- _Problem to work on_:
Read the records below. Copy each line where the string "else" occurs.

- _Excerpted data_:
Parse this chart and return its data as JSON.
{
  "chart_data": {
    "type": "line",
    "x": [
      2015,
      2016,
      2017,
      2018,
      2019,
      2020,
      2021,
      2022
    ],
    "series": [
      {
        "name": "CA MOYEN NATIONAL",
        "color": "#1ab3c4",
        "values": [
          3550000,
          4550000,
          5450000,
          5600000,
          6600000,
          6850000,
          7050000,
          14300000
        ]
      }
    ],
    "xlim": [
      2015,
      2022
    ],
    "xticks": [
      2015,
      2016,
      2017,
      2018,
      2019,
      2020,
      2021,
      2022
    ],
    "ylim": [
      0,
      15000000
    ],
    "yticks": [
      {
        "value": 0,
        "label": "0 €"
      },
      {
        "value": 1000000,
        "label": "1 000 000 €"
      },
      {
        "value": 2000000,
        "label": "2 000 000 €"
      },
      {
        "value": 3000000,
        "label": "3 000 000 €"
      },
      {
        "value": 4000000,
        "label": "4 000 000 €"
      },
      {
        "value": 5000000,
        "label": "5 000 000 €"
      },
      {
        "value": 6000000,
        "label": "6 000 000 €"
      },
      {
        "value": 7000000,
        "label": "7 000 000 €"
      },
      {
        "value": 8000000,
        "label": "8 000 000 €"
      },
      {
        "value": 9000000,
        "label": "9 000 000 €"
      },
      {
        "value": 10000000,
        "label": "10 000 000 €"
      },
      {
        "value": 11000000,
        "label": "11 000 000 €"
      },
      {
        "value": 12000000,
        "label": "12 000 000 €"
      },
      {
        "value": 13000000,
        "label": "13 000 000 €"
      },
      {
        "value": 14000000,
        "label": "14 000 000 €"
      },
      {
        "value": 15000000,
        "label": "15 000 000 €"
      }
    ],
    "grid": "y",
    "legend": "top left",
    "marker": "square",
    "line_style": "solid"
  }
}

...

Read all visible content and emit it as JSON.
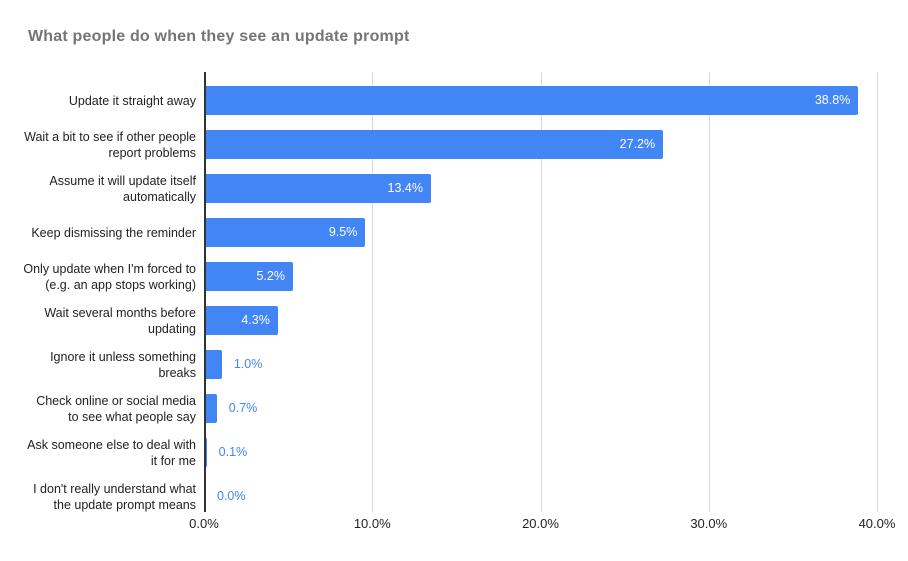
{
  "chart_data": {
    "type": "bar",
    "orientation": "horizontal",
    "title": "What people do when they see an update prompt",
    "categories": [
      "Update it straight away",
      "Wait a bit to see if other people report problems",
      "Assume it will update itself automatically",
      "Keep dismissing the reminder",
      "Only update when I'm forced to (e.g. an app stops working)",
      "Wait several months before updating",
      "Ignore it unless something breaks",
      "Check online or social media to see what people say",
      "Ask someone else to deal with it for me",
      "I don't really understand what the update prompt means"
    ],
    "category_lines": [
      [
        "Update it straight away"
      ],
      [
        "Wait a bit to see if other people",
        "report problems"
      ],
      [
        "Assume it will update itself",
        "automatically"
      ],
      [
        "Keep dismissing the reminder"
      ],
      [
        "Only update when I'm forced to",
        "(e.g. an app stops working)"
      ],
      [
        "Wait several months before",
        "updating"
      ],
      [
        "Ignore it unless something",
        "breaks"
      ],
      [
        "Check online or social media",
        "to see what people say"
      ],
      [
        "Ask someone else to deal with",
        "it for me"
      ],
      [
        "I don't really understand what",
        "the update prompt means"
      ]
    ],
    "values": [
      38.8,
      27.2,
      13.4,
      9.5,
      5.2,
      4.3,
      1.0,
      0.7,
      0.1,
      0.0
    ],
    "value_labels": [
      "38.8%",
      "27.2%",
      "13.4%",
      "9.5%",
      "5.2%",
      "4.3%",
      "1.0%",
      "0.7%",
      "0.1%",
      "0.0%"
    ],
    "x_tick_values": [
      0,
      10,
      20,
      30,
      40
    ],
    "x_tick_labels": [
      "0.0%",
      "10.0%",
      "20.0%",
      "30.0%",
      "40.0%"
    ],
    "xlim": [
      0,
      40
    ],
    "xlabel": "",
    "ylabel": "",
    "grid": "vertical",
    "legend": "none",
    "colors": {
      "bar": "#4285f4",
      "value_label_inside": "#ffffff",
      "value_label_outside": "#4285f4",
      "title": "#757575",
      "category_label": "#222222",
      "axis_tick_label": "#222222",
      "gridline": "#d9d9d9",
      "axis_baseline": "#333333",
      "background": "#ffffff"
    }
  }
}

* * *

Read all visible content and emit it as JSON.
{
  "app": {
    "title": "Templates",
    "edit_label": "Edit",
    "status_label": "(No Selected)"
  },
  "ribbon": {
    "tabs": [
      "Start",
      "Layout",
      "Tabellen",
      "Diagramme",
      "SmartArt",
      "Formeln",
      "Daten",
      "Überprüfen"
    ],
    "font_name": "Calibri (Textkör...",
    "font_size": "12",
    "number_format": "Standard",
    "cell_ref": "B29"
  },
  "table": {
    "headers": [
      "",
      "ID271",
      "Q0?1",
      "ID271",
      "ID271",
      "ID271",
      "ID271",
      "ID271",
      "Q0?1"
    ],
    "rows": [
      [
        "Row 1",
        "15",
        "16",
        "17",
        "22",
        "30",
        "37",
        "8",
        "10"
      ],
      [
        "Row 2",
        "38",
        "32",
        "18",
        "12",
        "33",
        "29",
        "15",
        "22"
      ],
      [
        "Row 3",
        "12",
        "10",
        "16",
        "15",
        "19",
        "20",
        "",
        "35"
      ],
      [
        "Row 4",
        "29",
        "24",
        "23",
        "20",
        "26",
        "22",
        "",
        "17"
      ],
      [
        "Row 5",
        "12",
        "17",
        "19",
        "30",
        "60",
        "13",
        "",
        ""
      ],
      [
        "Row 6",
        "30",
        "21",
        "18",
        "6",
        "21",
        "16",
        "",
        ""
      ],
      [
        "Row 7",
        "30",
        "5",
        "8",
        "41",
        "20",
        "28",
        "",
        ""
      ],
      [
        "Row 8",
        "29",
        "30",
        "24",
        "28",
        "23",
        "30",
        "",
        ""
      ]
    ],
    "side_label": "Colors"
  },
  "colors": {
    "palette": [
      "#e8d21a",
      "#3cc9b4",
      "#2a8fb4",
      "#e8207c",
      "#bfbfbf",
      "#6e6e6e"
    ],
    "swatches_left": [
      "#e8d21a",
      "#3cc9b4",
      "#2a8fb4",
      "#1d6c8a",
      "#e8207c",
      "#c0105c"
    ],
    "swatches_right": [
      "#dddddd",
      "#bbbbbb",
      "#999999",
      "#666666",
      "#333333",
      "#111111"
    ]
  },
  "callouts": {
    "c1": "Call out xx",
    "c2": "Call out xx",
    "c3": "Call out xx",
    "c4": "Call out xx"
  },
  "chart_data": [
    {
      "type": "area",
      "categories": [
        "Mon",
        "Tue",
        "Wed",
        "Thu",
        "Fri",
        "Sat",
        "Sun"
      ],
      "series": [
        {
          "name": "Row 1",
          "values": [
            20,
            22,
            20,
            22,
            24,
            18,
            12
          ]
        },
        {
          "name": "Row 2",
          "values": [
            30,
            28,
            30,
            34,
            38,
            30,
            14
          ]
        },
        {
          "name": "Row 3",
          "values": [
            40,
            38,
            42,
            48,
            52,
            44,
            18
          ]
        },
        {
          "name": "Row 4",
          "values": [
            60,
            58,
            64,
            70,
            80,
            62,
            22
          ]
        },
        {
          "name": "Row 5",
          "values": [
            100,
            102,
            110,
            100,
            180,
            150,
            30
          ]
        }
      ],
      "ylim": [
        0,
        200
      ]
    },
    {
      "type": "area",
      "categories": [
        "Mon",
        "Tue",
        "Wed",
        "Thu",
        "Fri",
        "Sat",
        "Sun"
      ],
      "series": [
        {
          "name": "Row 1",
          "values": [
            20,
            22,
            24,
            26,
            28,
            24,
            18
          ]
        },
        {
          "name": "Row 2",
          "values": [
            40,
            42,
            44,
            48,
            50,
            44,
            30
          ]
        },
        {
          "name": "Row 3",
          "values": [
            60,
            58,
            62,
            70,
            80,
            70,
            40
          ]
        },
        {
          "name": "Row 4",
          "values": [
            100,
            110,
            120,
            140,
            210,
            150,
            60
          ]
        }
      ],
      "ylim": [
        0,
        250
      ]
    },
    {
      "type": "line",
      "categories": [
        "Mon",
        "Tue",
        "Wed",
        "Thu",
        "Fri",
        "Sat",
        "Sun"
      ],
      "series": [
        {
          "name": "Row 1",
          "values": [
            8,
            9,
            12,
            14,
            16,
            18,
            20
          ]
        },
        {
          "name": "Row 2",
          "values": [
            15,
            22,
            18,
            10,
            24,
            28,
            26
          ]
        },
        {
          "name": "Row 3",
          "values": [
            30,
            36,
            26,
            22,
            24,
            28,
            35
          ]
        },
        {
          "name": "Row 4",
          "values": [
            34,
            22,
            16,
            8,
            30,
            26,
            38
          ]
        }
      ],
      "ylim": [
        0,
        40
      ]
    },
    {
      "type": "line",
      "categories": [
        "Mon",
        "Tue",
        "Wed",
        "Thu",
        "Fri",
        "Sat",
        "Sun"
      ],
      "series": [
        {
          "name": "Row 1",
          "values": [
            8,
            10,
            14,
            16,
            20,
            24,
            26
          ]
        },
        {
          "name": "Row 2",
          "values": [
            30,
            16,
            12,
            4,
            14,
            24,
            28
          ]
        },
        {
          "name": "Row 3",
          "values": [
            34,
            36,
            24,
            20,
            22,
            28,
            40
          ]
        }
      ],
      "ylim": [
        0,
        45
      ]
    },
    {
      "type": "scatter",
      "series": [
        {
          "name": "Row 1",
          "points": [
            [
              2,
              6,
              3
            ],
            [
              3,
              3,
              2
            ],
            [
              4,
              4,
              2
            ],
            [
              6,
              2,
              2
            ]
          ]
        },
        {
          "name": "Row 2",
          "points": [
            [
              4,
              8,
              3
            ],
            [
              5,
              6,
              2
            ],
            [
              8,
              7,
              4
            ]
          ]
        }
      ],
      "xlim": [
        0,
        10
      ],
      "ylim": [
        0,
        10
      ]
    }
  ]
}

- _Result of this exercise_:
      "Ask someone else to deal with it for me",
        "Ask someone else to deal with",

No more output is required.